_Exercise instructions_.
A. Answer these questions about the text on the 1944 Rome quarry massacre:
(i) How many people did German soldiers kill in the quarry in Via Ardeatina?
(ii) How many soldiers of the SS Police Regiment Bozen died in the Via Rasella operation?
(iii) How were the prisoners killed?
B. From the text on the 1944 Rome quarry massacre, copy out the part starting at "It was one of" and ending at "take their revenge.".

On March 24, 1944, German soldiers killed 335 people in a quarry in Via Ardeatina, in Rome.
It was one of the many abandoned quarries that provided construction materials during the previous decades. People had needed such materials to build the capital of the Italian kingdom, and then the “imperial” city of the fascist regime. But on that day, 75 years ago, the city had been destroyed by fascism, the German occupation and the Allied bombings. The only thing that still recalled the glories of the Roman Empire were the crumbling ruins of the destroyed buildings.
The massacre was in retaliation for a partisan operation which had taken place in Via Rasella the previous day. One of the many attacks conducted during this time of war, it had struck at the heart of the Nazi occupiers, and 33 soldiers of the SS Police Regiment Bozen lay dead. The Germans worked quickly to take their revenge.
With the complicity of the Italian authorities subservient to the Nazis, they gathered more than 300 prisoners, all men (the women would be the ones who would keep the memory of this event alive), in just a few hours. By the next day, they were all dead. Their hands tied behind their backs, they were shot in the back of the head and buried deep underground.

_Supplied entries_.
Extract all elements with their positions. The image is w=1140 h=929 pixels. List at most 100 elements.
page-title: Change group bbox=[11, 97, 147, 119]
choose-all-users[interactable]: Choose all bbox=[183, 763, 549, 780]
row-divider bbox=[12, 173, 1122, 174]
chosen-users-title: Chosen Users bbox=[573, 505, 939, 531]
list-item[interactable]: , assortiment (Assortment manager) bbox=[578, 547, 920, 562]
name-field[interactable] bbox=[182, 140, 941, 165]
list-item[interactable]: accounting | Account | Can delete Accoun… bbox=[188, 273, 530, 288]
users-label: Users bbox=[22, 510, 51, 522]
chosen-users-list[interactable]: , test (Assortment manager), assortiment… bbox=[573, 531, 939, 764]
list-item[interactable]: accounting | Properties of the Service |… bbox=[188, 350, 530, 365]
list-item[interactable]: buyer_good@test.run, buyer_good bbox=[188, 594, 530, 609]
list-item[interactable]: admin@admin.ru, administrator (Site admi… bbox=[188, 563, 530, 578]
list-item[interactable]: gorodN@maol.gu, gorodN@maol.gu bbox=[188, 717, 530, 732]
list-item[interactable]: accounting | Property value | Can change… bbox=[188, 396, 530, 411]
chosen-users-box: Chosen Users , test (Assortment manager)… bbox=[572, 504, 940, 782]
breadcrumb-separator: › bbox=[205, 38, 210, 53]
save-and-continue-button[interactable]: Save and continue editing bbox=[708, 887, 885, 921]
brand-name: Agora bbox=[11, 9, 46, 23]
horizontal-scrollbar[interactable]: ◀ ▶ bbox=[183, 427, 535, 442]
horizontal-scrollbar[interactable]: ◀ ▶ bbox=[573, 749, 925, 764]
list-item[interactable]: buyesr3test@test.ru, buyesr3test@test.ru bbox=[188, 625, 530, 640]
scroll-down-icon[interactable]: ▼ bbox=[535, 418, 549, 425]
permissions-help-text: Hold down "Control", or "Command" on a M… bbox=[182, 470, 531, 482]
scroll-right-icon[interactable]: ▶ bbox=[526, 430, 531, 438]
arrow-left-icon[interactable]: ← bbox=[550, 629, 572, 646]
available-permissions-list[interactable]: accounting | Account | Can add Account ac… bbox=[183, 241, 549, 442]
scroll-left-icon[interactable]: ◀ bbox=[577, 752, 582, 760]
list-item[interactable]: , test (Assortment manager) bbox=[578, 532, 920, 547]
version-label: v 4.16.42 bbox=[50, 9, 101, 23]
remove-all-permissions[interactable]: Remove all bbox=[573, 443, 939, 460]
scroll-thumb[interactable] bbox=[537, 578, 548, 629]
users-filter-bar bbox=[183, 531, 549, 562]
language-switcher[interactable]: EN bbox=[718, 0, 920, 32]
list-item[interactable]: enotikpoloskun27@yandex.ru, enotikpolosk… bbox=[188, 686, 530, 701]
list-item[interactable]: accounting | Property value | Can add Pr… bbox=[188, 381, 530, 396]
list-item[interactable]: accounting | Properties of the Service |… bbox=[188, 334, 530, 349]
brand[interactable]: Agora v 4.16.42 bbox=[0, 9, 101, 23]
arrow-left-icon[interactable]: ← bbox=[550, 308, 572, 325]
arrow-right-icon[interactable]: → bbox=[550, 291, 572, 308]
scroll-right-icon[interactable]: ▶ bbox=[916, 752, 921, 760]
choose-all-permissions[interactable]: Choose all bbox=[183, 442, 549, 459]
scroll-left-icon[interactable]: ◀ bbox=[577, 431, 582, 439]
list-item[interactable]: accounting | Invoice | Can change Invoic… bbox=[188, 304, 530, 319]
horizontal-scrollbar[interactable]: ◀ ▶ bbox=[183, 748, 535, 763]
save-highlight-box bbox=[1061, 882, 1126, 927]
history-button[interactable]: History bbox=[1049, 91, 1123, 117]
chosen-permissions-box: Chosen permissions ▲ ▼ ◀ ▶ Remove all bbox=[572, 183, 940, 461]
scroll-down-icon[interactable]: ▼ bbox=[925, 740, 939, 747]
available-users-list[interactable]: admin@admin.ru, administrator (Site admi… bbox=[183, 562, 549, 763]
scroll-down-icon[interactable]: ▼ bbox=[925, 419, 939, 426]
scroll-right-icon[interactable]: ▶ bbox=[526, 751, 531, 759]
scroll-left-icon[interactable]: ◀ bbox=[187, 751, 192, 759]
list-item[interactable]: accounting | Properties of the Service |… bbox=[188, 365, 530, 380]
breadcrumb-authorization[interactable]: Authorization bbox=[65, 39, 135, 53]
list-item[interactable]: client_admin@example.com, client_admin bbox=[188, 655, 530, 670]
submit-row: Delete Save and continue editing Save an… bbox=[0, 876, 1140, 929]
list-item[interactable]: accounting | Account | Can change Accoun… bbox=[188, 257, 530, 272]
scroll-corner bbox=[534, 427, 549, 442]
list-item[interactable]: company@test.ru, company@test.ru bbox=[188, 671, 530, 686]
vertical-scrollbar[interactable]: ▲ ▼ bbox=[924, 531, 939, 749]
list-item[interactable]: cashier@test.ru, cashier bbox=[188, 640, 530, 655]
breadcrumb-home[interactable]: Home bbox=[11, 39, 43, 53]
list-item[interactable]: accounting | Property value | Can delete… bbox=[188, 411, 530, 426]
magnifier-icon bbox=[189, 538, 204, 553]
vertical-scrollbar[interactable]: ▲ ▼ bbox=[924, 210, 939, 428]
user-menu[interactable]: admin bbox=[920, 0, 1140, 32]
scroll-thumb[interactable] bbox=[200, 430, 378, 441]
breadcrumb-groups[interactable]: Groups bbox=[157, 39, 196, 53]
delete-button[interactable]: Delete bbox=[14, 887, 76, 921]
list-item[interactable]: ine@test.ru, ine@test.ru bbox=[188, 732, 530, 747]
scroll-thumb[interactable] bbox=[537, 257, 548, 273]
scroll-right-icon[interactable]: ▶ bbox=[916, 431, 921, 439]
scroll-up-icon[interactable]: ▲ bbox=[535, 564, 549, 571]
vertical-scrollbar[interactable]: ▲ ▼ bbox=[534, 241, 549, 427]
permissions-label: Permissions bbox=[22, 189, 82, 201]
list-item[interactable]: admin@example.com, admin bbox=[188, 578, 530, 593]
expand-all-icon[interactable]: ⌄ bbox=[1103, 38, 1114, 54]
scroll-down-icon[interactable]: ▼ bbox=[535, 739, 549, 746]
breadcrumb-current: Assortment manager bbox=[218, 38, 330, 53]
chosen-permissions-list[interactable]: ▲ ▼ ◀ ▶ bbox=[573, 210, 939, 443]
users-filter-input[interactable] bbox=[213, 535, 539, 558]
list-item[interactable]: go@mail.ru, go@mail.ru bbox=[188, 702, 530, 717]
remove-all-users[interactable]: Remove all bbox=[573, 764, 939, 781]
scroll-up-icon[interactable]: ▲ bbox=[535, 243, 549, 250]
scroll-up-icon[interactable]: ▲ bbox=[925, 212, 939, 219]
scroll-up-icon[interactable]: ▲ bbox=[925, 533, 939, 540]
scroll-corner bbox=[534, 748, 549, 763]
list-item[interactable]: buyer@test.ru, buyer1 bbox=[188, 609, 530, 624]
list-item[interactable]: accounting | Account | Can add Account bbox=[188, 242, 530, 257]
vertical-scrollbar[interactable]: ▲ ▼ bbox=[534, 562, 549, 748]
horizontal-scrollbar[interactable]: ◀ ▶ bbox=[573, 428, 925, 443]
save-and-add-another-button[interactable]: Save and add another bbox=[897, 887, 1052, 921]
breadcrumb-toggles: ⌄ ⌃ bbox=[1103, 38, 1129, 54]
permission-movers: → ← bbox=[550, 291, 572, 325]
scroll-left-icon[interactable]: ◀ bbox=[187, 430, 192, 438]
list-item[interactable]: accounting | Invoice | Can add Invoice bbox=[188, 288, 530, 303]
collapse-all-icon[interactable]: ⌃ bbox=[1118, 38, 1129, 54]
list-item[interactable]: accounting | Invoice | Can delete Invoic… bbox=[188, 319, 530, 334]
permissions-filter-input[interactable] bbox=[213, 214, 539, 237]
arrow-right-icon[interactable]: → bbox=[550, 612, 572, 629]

_Answers in order_.
A.
(i) 335
(ii) 33
(iii) They were shot in the back of the head.

B.
It was one of the many abandoned quarries that provided construction materials during the previous decades. People had needed such materials to build the capital of the Italian kingdom, and then the “imperial” city of the fascist regime. But on that day, 75 years ago, the city had been destroyed by fascism, the German occupation and the Allied bombings. The only thing that still recalled the glories of the Roman Empire were the crumbling ruins of the destroyed buildings.
The massacre was in retaliation for a partisan operation which had taken place in Via Rasella the previous day. One of the many attacks conducted during this time of war, it had struck at the heart of the Nazi occupiers, and 33 soldiers of the SS Police Regiment Bozen lay dead. The Germans worked quickly to take their revenge.